Review the material and extract every line in which the word "name" occurs.
==== Data extract
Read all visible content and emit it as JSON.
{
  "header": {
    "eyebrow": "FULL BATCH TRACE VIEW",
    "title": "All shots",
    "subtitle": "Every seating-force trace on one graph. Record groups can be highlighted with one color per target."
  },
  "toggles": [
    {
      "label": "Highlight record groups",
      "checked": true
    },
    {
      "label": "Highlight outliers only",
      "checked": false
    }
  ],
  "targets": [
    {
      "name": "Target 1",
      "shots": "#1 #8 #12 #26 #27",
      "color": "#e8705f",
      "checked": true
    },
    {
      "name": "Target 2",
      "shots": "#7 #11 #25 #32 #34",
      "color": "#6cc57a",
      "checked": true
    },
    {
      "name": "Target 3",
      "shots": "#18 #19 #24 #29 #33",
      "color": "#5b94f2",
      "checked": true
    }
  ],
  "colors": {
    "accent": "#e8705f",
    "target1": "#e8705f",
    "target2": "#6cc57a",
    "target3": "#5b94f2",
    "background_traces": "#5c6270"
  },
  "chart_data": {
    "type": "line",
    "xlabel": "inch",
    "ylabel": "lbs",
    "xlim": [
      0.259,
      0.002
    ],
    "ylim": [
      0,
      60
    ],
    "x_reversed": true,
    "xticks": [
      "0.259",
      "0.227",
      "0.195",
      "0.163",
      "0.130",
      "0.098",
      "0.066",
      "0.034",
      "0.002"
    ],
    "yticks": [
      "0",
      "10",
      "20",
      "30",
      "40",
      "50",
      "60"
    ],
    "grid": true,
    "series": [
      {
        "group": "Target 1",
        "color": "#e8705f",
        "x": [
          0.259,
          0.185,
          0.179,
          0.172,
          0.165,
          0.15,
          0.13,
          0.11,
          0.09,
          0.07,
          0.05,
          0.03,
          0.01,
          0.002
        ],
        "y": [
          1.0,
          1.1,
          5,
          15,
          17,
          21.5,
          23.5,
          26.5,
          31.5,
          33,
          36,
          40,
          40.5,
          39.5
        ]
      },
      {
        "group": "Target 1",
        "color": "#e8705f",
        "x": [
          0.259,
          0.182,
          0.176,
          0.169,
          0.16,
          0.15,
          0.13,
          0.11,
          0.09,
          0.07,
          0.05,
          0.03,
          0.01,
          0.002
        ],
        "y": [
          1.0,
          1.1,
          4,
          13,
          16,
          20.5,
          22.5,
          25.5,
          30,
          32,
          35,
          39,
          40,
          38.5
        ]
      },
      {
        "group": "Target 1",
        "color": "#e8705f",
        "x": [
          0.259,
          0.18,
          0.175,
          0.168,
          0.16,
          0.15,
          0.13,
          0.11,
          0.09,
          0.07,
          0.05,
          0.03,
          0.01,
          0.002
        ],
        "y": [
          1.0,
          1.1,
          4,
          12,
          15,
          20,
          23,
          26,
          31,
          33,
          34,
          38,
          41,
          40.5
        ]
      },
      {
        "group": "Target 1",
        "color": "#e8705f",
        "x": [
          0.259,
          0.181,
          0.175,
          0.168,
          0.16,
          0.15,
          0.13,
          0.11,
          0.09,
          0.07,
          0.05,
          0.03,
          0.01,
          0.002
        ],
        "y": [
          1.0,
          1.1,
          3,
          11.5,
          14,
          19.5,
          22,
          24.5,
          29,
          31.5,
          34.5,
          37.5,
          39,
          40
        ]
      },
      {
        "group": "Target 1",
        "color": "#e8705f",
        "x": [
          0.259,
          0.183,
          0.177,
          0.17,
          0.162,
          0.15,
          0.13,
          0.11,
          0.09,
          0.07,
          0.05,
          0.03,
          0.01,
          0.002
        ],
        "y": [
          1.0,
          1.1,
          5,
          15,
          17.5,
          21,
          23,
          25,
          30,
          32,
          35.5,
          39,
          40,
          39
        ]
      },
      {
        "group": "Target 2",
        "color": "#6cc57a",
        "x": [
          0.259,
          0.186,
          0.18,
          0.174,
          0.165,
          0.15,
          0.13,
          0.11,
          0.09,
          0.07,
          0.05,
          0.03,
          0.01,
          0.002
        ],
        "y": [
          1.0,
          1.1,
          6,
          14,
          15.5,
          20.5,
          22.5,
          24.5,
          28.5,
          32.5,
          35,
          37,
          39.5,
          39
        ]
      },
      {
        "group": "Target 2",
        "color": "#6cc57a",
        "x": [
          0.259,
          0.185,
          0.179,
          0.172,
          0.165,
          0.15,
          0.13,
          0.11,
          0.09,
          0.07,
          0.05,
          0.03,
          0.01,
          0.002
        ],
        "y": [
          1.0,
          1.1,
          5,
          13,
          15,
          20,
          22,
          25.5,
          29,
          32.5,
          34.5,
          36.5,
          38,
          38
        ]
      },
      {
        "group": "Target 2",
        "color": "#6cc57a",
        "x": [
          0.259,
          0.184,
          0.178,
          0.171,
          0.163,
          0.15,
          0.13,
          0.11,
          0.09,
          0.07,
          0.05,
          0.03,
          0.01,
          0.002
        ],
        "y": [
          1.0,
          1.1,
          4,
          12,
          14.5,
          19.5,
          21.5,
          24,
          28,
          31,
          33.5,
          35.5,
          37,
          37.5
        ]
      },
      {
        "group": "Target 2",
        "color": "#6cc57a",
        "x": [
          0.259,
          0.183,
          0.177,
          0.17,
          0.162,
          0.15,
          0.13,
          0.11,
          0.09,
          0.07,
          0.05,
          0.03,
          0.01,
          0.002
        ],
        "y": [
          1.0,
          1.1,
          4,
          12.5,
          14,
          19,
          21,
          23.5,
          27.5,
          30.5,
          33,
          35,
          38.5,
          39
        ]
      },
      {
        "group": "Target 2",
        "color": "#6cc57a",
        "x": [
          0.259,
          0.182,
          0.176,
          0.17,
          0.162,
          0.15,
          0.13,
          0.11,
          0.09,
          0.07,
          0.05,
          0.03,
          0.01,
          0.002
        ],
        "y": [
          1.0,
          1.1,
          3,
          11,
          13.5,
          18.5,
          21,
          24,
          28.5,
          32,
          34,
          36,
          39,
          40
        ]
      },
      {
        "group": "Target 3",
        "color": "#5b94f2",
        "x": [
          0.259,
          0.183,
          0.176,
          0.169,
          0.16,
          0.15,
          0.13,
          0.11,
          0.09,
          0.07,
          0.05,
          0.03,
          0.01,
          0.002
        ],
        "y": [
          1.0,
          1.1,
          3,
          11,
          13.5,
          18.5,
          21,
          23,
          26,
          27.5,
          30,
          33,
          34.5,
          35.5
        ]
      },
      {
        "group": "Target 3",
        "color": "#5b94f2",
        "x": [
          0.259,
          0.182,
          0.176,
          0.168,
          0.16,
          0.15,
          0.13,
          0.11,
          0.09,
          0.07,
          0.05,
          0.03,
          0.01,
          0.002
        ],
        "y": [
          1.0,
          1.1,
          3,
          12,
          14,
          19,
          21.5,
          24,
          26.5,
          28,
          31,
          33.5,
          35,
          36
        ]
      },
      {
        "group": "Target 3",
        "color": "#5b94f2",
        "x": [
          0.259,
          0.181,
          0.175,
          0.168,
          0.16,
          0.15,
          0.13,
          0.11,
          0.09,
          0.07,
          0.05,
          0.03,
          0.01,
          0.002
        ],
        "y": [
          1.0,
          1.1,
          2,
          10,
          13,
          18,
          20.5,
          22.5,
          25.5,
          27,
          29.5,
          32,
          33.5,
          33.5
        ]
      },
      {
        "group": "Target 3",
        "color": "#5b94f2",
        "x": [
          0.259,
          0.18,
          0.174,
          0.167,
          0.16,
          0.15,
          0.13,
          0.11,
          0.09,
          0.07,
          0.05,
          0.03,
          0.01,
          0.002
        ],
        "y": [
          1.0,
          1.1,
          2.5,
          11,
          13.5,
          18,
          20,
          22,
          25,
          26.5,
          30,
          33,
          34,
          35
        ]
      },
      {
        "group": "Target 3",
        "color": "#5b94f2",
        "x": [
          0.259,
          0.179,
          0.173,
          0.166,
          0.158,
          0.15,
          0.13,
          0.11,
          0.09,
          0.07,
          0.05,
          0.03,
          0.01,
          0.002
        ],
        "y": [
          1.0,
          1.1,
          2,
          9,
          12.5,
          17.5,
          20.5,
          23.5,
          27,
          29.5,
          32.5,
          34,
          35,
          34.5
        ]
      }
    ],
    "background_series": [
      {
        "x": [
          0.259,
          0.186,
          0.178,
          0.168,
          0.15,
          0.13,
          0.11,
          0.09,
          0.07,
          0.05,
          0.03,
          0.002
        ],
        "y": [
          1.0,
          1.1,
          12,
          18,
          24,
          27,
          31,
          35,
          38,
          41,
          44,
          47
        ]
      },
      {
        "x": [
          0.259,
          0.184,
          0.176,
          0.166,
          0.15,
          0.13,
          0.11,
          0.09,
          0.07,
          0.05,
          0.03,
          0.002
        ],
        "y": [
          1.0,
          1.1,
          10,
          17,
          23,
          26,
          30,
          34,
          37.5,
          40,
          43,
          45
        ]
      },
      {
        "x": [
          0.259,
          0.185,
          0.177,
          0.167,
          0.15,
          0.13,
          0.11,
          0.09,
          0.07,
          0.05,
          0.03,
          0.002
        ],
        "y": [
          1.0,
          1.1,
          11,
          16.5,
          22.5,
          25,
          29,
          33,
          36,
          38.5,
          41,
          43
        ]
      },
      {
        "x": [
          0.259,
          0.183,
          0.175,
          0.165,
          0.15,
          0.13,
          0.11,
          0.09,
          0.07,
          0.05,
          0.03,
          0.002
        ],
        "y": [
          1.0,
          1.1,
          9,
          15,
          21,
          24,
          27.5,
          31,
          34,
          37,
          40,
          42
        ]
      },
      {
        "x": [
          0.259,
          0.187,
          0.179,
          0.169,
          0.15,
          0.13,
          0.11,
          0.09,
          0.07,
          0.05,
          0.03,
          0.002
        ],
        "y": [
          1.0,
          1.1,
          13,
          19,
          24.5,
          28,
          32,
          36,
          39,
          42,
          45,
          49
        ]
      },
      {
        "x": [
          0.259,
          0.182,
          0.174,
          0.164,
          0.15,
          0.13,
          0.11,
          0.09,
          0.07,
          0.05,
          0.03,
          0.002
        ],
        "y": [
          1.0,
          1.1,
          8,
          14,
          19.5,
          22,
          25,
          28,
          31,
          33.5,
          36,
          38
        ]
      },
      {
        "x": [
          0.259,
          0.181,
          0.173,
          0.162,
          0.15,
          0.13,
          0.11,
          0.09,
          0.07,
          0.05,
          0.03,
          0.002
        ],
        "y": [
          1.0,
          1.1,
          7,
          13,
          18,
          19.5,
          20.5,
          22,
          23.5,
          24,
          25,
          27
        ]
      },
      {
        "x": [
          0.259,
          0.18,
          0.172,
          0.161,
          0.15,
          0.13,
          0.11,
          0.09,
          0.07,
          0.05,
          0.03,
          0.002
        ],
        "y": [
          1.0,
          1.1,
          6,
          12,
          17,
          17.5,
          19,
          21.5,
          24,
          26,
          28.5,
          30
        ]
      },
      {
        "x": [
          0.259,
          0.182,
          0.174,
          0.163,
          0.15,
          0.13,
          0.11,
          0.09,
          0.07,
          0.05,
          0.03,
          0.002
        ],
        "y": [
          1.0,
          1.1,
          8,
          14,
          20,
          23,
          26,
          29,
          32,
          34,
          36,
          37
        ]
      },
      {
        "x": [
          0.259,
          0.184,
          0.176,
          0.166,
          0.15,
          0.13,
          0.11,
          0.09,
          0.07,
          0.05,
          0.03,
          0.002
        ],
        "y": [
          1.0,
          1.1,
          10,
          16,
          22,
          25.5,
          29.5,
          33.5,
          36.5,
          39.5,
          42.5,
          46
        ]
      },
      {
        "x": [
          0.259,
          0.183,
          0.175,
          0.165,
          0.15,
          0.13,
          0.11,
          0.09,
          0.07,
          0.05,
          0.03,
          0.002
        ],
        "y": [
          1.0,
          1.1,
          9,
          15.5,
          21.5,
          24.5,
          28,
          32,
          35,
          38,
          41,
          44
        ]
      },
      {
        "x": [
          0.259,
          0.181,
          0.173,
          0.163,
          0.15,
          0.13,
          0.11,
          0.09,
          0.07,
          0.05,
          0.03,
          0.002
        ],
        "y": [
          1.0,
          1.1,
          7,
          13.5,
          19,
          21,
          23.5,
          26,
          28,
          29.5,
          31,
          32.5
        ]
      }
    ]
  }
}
========
▶ [Correct output]:
      "name": "Target 1",
      "name": "Target 2",
      "name": "Target 3",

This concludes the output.